┌────────
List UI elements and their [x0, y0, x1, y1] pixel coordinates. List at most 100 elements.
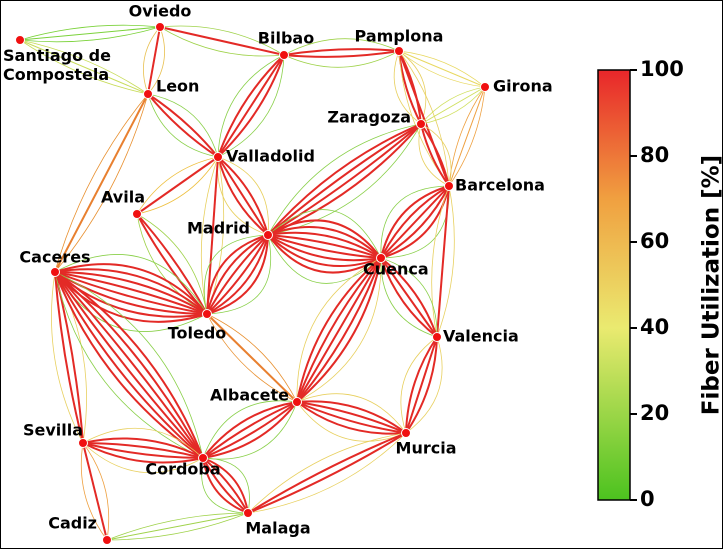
fiber — [147, 93, 219, 158]
fiber — [405, 336, 438, 434]
fiber — [206, 234, 269, 315]
fiber — [54, 93, 149, 273]
node — [279, 50, 289, 60]
fiber — [202, 457, 249, 514]
fiber — [247, 432, 407, 514]
fiber — [405, 336, 438, 434]
fiber — [267, 234, 382, 262]
fiber — [283, 50, 400, 58]
node-label: Girona — [493, 77, 553, 96]
label-line: Santiago de — [3, 46, 111, 65]
node — [213, 152, 223, 162]
label-line: Compostela — [3, 65, 109, 84]
fiber — [296, 401, 407, 434]
fiber — [82, 427, 204, 459]
fiber — [398, 50, 450, 187]
fiber — [217, 54, 285, 158]
fiber — [247, 432, 407, 514]
fiber — [296, 257, 382, 403]
fiber — [202, 401, 298, 459]
fiber — [296, 257, 382, 403]
node-label: Barcelona — [455, 176, 545, 195]
fiber — [143, 26, 161, 95]
fiber — [54, 271, 204, 459]
node — [143, 89, 153, 99]
fiber — [54, 271, 204, 459]
fiber — [448, 86, 486, 187]
fiber — [247, 432, 407, 514]
fiber — [400, 336, 438, 434]
fiber — [54, 271, 208, 315]
node — [243, 508, 253, 518]
fiber — [202, 401, 298, 460]
fiber — [206, 313, 298, 403]
fiber — [296, 257, 382, 403]
node — [416, 119, 426, 129]
node — [50, 267, 60, 277]
colorbar-ticks: 0 20 40 60 80 100 — [630, 57, 684, 511]
fiber — [405, 336, 438, 434]
fiber — [217, 156, 269, 236]
fiber — [202, 457, 250, 514]
node-label: Albacete — [210, 386, 289, 405]
fiber — [206, 313, 298, 403]
fiber — [267, 234, 382, 268]
fiber — [267, 231, 382, 259]
fiber — [217, 156, 269, 236]
node — [444, 181, 454, 191]
fiber — [203, 234, 269, 315]
fiber — [380, 257, 438, 338]
node-label: Toledo — [168, 324, 227, 343]
fiber — [202, 401, 298, 459]
fiber — [19, 26, 161, 43]
fiber — [380, 185, 450, 259]
node — [132, 209, 142, 219]
fiber — [54, 254, 208, 315]
fiber — [54, 271, 204, 459]
node-label: Valencia — [443, 327, 519, 346]
fiber — [54, 271, 208, 315]
fiber — [136, 213, 208, 315]
node-label: Cordoba — [145, 460, 220, 479]
fiber — [202, 457, 249, 514]
fiber — [431, 185, 450, 338]
fiber — [448, 86, 486, 187]
fiber — [380, 257, 438, 338]
fiber — [217, 156, 269, 236]
fiber — [54, 271, 84, 444]
node-label: Leon — [156, 77, 199, 96]
fiber — [436, 185, 450, 338]
fiber — [147, 93, 219, 158]
node-label: Oviedo — [129, 2, 192, 21]
fiber — [420, 123, 452, 187]
fiber — [267, 234, 382, 284]
fiber — [147, 26, 165, 95]
fiber — [380, 185, 450, 259]
tick-label: 100 — [640, 57, 684, 81]
fiber — [136, 213, 208, 315]
fiber — [54, 263, 208, 315]
fiber — [436, 185, 455, 338]
fiber — [267, 219, 382, 259]
fiber — [82, 442, 204, 464]
fiber — [283, 38, 400, 56]
node-label: Cadiz — [48, 514, 97, 533]
nodes: Oviedo Santiago de Compostela Bilbao Pamplon… — [3, 2, 553, 545]
fiber — [206, 234, 269, 315]
node — [102, 535, 112, 545]
fiber — [398, 50, 486, 88]
colorbar-title: Fiber Utilization [%] — [699, 155, 723, 415]
fiber — [405, 336, 443, 434]
fiber — [296, 257, 382, 403]
fiber — [398, 50, 486, 88]
fiber — [267, 225, 382, 259]
fiber — [106, 512, 249, 541]
fiber — [19, 39, 149, 95]
node-label: Murcia — [396, 439, 457, 458]
node-label: Cuenca — [363, 260, 429, 279]
fiber — [296, 257, 382, 403]
fiber — [80, 442, 108, 541]
fiber — [380, 185, 450, 259]
node-label: Sevilla — [23, 421, 83, 440]
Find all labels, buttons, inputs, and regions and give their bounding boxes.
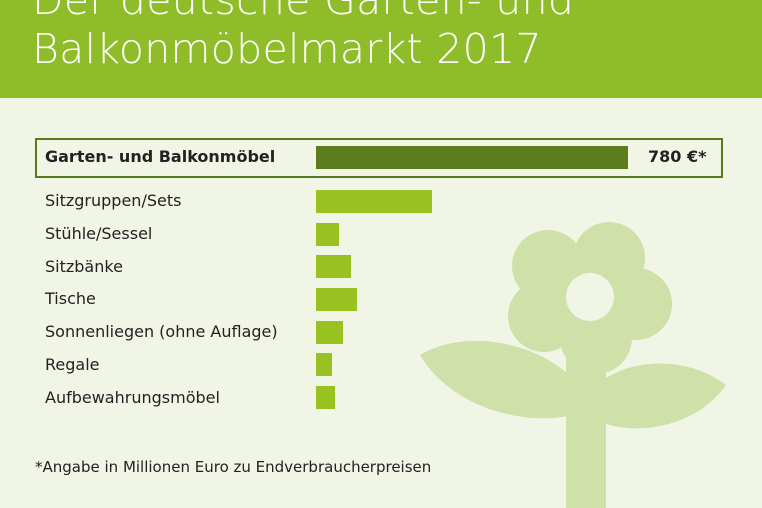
category-label: Aufbewahrungsmöbel	[45, 388, 220, 407]
header-banner: Der deutsche Garten- und Balkonmöbelmark…	[0, 0, 762, 98]
bar-sonnenliegen	[316, 321, 343, 344]
total-value-label: 780 €*	[648, 147, 707, 166]
category-label: Stühle/Sessel	[45, 224, 153, 243]
footnote: *Angabe in Millionen Euro zu Endverbrauc…	[35, 458, 432, 476]
bar-stuehle	[316, 223, 339, 246]
total-label: Garten- und Balkonmöbel	[45, 147, 276, 166]
category-label: Sonnenliegen (ohne Auflage)	[45, 322, 278, 341]
category-label: Regale	[45, 355, 100, 374]
bar-sitzgruppen	[316, 190, 432, 213]
category-label: Sitzbänke	[45, 257, 123, 276]
chart-title: Der deutsche Garten- und Balkonmöbelmark…	[32, 0, 575, 73]
total-bar	[316, 146, 628, 169]
category-label: Tische	[45, 289, 96, 308]
category-label: Sitzgruppen/Sets	[45, 191, 182, 210]
bar-sitzbaenke	[316, 255, 351, 278]
bar-tische	[316, 288, 357, 311]
bar-regale	[316, 353, 332, 376]
bar-aufbewahrung	[316, 386, 335, 409]
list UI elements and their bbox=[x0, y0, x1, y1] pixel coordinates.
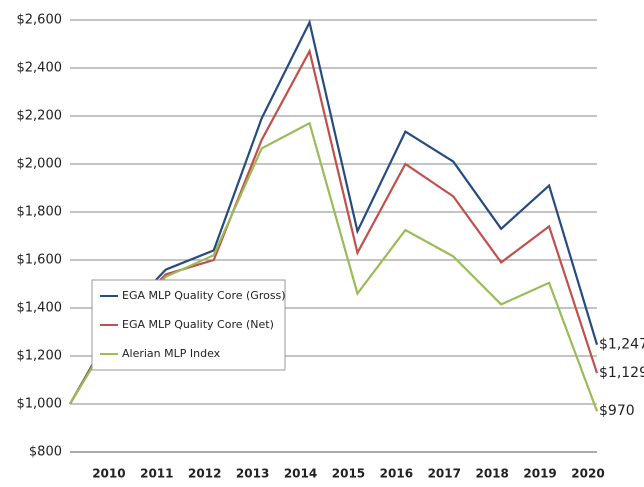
y-tick-label: $2,600 bbox=[17, 13, 63, 28]
y-tick-label: $1,600 bbox=[17, 253, 63, 268]
legend-label: EGA MLP Quality Core (Gross) bbox=[122, 289, 286, 302]
x-tick-label: 2011 bbox=[140, 467, 173, 481]
y-tick-label: $2,400 bbox=[17, 61, 63, 76]
x-tick-label: 2017 bbox=[428, 467, 461, 481]
end-label: $1,129 bbox=[599, 365, 644, 381]
x-tick-label: 2014 bbox=[284, 467, 317, 481]
x-tick-label: 2020 bbox=[571, 467, 604, 481]
legend-label: Alerian MLP Index bbox=[122, 347, 221, 360]
x-tick-label: 2018 bbox=[475, 467, 508, 481]
series-line bbox=[69, 19, 599, 405]
x-tick-label: 2015 bbox=[332, 467, 365, 481]
y-tick-label: $2,200 bbox=[17, 109, 63, 124]
y-tick-label: $1,400 bbox=[17, 301, 63, 316]
y-tick-label: $800 bbox=[29, 445, 62, 460]
y-tick-label: $1,200 bbox=[17, 349, 63, 364]
x-tick-label: 2012 bbox=[188, 467, 221, 481]
x-tick-label: 2016 bbox=[380, 467, 413, 481]
end-label: $1,247 bbox=[599, 337, 644, 353]
x-tick-label: 2013 bbox=[236, 467, 269, 481]
y-tick-label: $2,000 bbox=[17, 157, 63, 172]
x-tick-label: 2019 bbox=[523, 467, 556, 481]
y-tick-label: $1,800 bbox=[17, 205, 63, 220]
end-label: $970 bbox=[599, 403, 635, 419]
y-tick-label: $1,000 bbox=[17, 397, 63, 412]
legend-box bbox=[91, 279, 286, 371]
legend-label: EGA MLP Quality Core (Net) bbox=[122, 318, 274, 331]
x-tick-label: 2010 bbox=[92, 467, 125, 481]
legend: EGA MLP Quality Core (Gross) EGA MLP Qual… bbox=[91, 279, 286, 371]
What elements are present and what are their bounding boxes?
└────────
> Exercise
Filter the material above down to the lines containing the string "Garten", and copy each of those lines in full.

> Response to this task
header-banner: Der deutsche Garten- und Balkonmöbelmark…	[0, 0, 762, 98]
total-label: Garten- und Balkonmöbel	[45, 147, 276, 166]
chart-title: Der deutsche Garten- und Balkonmöbelmark…	[32, 0, 575, 73]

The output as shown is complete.